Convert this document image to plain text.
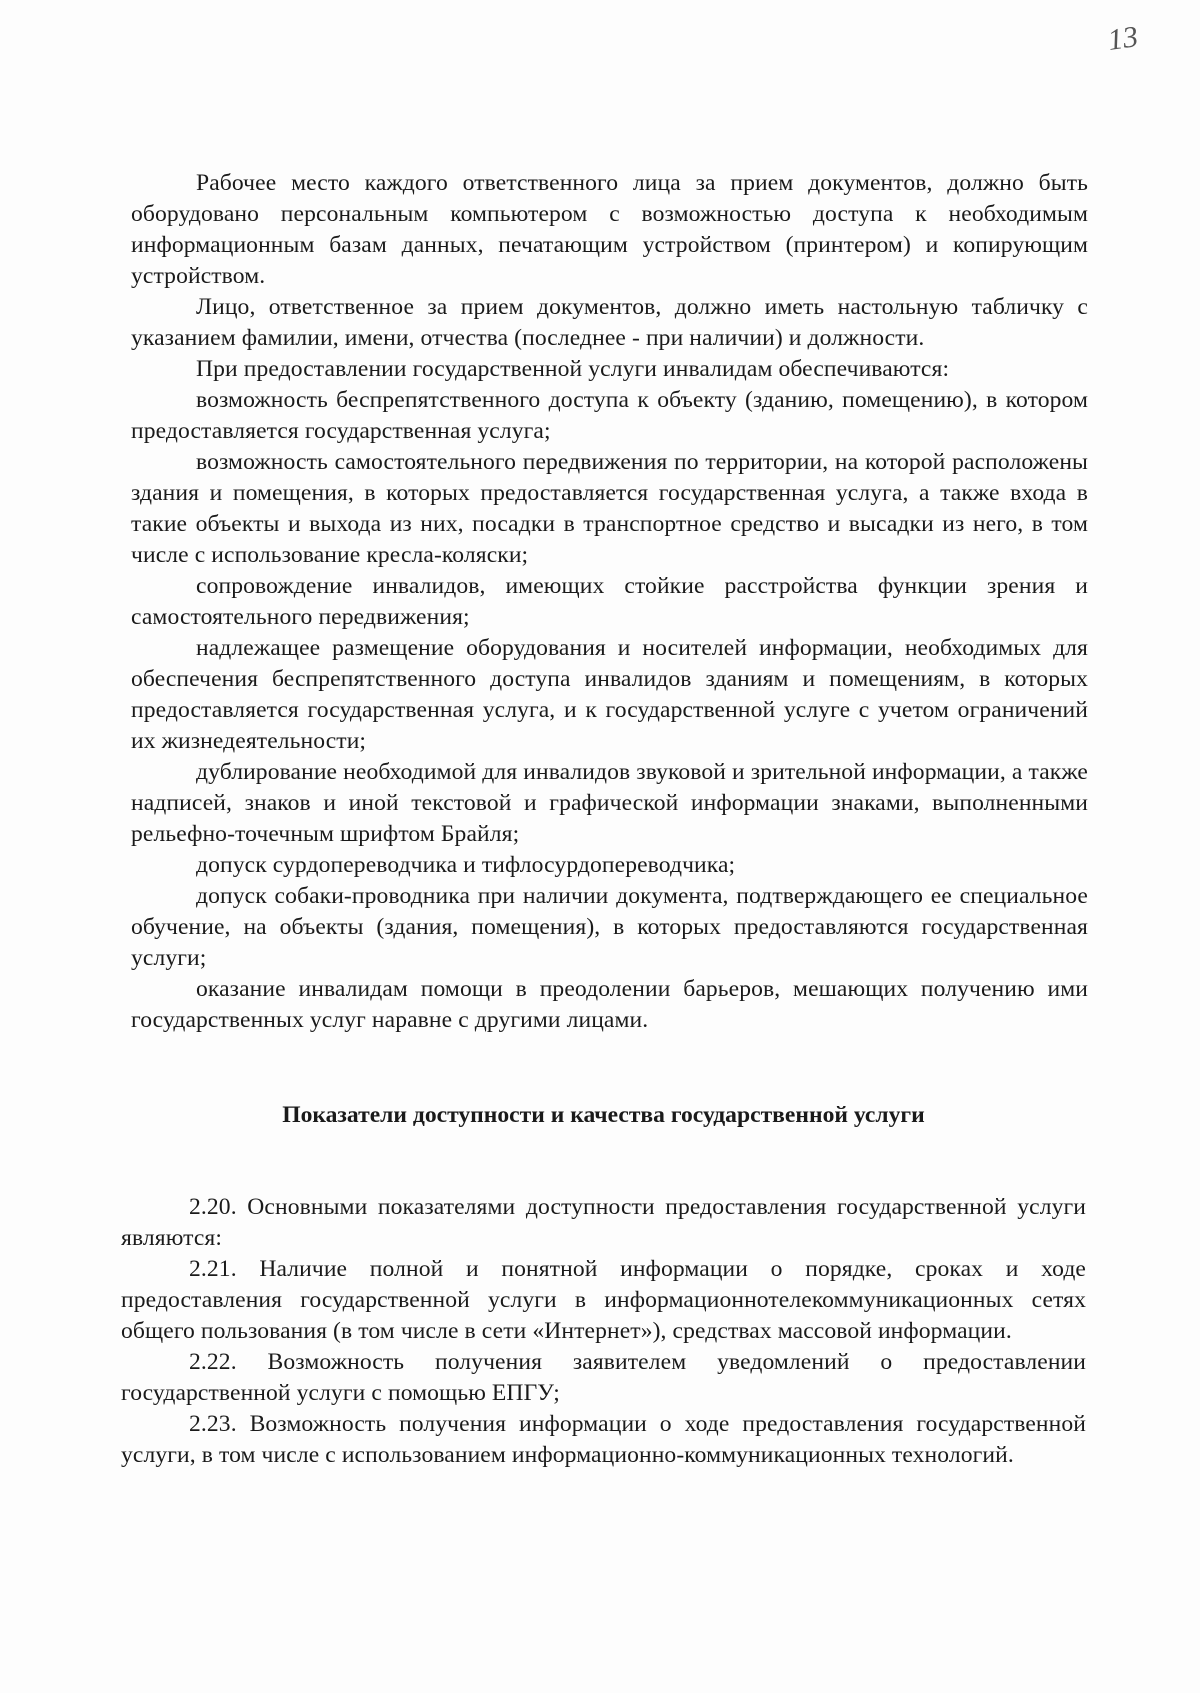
13

Рабочее место каждого ответственного лица за прием документов, должно быть оборудовано персональным компьютером с возможностью доступа к необходимым информационным базам данных, печатающим устройством (принтером) и копирующим устройством.

Лицо, ответственное за прием документов, должно иметь настольную табличку с указанием фамилии, имени, отчества (последнее - при наличии) и должности.

При предоставлении государственной услуги инвалидам обеспечиваются:

возможность беспрепятственного доступа к объекту (зданию, помещению), в котором предоставляется государственная услуга;

возможность самостоятельного передвижения по территории, на которой расположены здания и помещения, в которых предоставляется государственная услуга, а также входа в такие объекты и выхода из них, посадки в транспортное средство и высадки из него, в том числе с использование кресла-коляски;

сопровождение инвалидов, имеющих стойкие расстройства функции зрения и самостоятельного передвижения;

надлежащее размещение оборудования и носителей информации, необходимых для обеспечения беспрепятственного доступа инвалидов зданиям и помещениям, в которых предоставляется государственная услуга, и к государственной услуге с учетом ограничений их жизнедеятельности;

дублирование необходимой для инвалидов звуковой и зрительной информации, а также надписей, знаков и иной текстовой и графической информации знаками, выполненными рельефно-точечным шрифтом Брайля;

допуск сурдопереводчика и тифлосурдопереводчика;

допуск собаки-проводника при наличии документа, подтверждающего ее специальное обучение, на объекты (здания, помещения), в которых предоставляются государственная услуги;

оказание инвалидам помощи в преодолении барьеров, мешающих получению ими государственных услуг наравне с другими лицами.

Показатели доступности и качества государственной услуги

2.20. Основными показателями доступности предоставления государственной услуги являются:

2.21. Наличие полной и понятной информации о порядке, сроках и ходе предоставления государственной услуги в информационнотелекоммуникационных сетях общего пользования (в том числе в сети «Интернет»), средствах массовой информации.

2.22. Возможность получения заявителем уведомлений о предоставлении государственной услуги с помощью ЕПГУ;

2.23. Возможность получения информации о ходе предоставления государственной услуги, в том числе с использованием информационно-коммуникационных технологий.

● DIRECTIONS: All of the entries need to be transcribed word for word; pictures are left out.

● CORRECT RESULT:
Convert this document image to plain text.
13

Рабочее место каждого ответственного лица за прием документов, должно быть оборудовано персональным компьютером с возможностью доступа к необходимым информационным базам данных, печатающим устройством (принтером) и копирующим устройством.

Лицо, ответственное за прием документов, должно иметь настольную табличку с указанием фамилии, имени, отчества (последнее - при наличии) и должности.

При предоставлении государственной услуги инвалидам обеспечиваются:

возможность беспрепятственного доступа к объекту (зданию, помещению), в котором предоставляется государственная услуга;

возможность самостоятельного передвижения по территории, на которой расположены здания и помещения, в которых предоставляется государственная услуга, а также входа в такие объекты и выхода из них, посадки в транспортное средство и высадки из него, в том числе с использование кресла-коляски;

сопровождение инвалидов, имеющих стойкие расстройства функции зрения и самостоятельного передвижения;

надлежащее размещение оборудования и носителей информации, необходимых для обеспечения беспрепятственного доступа инвалидов зданиям и помещениям, в которых предоставляется государственная услуга, и к государственной услуге с учетом ограничений их жизнедеятельности;

дублирование необходимой для инвалидов звуковой и зрительной информации, а также надписей, знаков и иной текстовой и графической информации знаками, выполненными рельефно-точечным шрифтом Брайля;

допуск сурдопереводчика и тифлосурдопереводчика;

допуск собаки-проводника при наличии документа, подтверждающего ее специальное обучение, на объекты (здания, помещения), в которых предоставляются государственная услуги;

оказание инвалидам помощи в преодолении барьеров, мешающих получению ими государственных услуг наравне с другими лицами.

Показатели доступности и качества государственной услуги

2.20. Основными показателями доступности предоставления государственной услуги являются:

2.21. Наличие полной и понятной информации о порядке, сроках и ходе предоставления государственной услуги в информационнотелекоммуникационных сетях общего пользования (в том числе в сети «Интернет»), средствах массовой информации.

2.22. Возможность получения заявителем уведомлений о предоставлении государственной услуги с помощью ЕПГУ;

2.23. Возможность получения информации о ходе предоставления государственной услуги, в том числе с использованием информационно-коммуникационных технологий.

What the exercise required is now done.